* Problem details: Work through the records below and tally every line containing "aprés". Reply with the total alone.

* Rows:
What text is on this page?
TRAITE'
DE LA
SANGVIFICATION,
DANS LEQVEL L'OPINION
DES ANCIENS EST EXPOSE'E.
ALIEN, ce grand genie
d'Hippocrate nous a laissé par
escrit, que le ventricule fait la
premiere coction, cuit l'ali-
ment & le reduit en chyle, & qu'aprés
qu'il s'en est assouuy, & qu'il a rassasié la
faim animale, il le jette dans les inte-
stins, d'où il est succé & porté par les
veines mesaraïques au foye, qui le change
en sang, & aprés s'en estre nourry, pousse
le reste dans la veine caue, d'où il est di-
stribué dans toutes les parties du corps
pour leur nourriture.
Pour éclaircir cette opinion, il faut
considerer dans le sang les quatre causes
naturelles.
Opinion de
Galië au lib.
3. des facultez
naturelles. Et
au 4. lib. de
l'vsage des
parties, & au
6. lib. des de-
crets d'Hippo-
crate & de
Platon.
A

* Finished task: 2